◆ **Required work**
Could you print all the entries exactly?

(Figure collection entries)
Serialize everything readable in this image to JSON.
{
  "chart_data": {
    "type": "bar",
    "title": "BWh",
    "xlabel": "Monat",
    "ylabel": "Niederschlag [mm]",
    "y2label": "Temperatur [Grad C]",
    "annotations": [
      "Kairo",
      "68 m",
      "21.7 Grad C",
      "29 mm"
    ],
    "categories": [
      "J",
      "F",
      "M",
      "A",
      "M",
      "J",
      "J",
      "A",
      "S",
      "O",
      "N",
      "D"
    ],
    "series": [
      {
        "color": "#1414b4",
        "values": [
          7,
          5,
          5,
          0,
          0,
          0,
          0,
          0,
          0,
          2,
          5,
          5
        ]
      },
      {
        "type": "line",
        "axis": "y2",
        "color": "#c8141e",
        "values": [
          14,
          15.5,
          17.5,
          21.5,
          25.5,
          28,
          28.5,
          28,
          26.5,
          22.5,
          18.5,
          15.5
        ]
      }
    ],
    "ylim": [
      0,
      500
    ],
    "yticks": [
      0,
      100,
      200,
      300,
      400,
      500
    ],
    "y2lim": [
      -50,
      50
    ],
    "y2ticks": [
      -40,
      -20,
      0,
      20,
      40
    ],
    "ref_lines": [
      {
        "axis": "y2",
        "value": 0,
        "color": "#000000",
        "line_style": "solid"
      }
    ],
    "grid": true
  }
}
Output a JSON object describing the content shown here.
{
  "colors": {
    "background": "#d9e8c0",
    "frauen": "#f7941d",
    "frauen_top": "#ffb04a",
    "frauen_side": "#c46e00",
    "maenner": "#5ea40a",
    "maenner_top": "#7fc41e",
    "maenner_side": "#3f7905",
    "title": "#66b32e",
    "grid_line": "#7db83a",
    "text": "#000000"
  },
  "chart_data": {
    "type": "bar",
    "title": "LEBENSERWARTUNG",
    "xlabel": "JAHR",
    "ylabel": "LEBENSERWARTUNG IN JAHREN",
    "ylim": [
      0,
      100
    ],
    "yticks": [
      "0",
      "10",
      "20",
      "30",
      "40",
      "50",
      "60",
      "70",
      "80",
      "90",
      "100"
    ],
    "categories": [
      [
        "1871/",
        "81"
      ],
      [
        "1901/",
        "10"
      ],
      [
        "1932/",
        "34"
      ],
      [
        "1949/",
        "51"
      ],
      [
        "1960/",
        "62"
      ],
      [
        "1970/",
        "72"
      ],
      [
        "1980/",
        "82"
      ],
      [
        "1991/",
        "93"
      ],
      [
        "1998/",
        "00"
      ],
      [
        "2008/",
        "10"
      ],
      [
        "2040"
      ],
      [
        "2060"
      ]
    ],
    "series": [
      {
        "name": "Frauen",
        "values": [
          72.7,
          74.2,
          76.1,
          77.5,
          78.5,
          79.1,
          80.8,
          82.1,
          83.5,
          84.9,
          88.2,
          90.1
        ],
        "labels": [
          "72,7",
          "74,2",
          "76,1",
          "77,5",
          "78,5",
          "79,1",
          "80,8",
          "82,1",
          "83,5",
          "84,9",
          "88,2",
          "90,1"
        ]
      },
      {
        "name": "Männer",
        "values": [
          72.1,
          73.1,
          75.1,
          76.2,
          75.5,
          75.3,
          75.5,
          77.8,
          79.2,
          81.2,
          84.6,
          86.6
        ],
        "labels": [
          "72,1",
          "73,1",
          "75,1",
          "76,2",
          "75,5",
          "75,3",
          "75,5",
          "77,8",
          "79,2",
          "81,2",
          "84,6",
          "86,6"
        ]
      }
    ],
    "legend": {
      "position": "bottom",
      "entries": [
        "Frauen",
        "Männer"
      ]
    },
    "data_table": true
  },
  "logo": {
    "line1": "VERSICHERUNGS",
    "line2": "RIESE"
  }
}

◆ **Task answer**
Serialize everything readable in this image to JSON.
{
  "chart_data": {
    "type": "bar",
    "title": "BWh",
    "xlabel": "Monat",
    "ylabel": "Niederschlag [mm]",
    "y2label": "Temperatur [Grad C]",
    "annotations": [
      "Kairo",
      "68 m",
      "21.7 Grad C",
      "29 mm"
    ],
    "categories": [
      "J",
      "F",
      "M",
      "A",
      "M",
      "J",
      "J",
      "A",
      "S",
      "O",
      "N",
      "D"
    ],
    "series": [
      {
        "color": "#1414b4",
        "values": [
          7,
          5,
          5,
          0,
          0,
          0,
          0,
          0,
          0,
          2,
          5,
          5
        ]
      },
      {
        "type": "line",
        "axis": "y2",
        "color": "#c8141e",
        "values": [
          14,
          15.5,
          17.5,
          21.5,
          25.5,
          28,
          28.5,
          28,
          26.5,
          22.5,
          18.5,
          15.5
        ]
      }
    ],
    "ylim": [
      0,
      500
    ],
    "yticks": [
      0,
      100,
      200,
      300,
      400,
      500
    ],
    "y2lim": [
      -50,
      50
    ],
    "y2ticks": [
      -40,
      -20,
      0,
      20,
      40
    ],
    "ref_lines": [
      {
        "axis": "y2",
        "value": 0,
        "color": "#000000",
        "line_style": "solid"
      }
    ],
    "grid": true
  }
}
Output a JSON object describing the content shown here.
{
  "colors": {
    "background": "#d9e8c0",
    "frauen": "#f7941d",
    "frauen_top": "#ffb04a",
    "frauen_side": "#c46e00",
    "maenner": "#5ea40a",
    "maenner_top": "#7fc41e",
    "maenner_side": "#3f7905",
    "title": "#66b32e",
    "grid_line": "#7db83a",
    "text": "#000000"
  },
  "chart_data": {
    "type": "bar",
    "title": "LEBENSERWARTUNG",
    "xlabel": "JAHR",
    "ylabel": "LEBENSERWARTUNG IN JAHREN",
    "ylim": [
      0,
      100
    ],
    "yticks": [
      "0",
      "10",
      "20",
      "30",
      "40",
      "50",
      "60",
      "70",
      "80",
      "90",
      "100"
    ],
    "categories": [
      [
        "1871/",
        "81"
      ],
      [
        "1901/",
        "10"
      ],
      [
        "1932/",
        "34"
      ],
      [
        "1949/",
        "51"
      ],
      [
        "1960/",
        "62"
      ],
      [
        "1970/",
        "72"
      ],
      [
        "1980/",
        "82"
      ],
      [
        "1991/",
        "93"
      ],
      [
        "1998/",
        "00"
      ],
      [
        "2008/",
        "10"
      ],
      [
        "2040"
      ],
      [
        "2060"
      ]
    ],
    "series": [
      {
        "name": "Frauen",
        "values": [
          72.7,
          74.2,
          76.1,
          77.5,
          78.5,
          79.1,
          80.8,
          82.1,
          83.5,
          84.9,
          88.2,
          90.1
        ],
        "labels": [
          "72,7",
          "74,2",
          "76,1",
          "77,5",
          "78,5",
          "79,1",
          "80,8",
          "82,1",
          "83,5",
          "84,9",
          "88,2",
          "90,1"
        ]
      },
      {
        "name": "Männer",
        "values": [
          72.1,
          73.1,
          75.1,
          76.2,
          75.5,
          75.3,
          75.5,
          77.8,
          79.2,
          81.2,
          84.6,
          86.6
        ],
        "labels": [
          "72,1",
          "73,1",
          "75,1",
          "76,2",
          "75,5",
          "75,3",
          "75,5",
          "77,8",
          "79,2",
          "81,2",
          "84,6",
          "86,6"
        ]
      }
    ],
    "legend": {
      "position": "bottom",
      "entries": [
        "Frauen",
        "Männer"
      ]
    },
    "data_table": true
  },
  "logo": {
    "line1": "VERSICHERUNGS",
    "line2": "RIESE"
  }
}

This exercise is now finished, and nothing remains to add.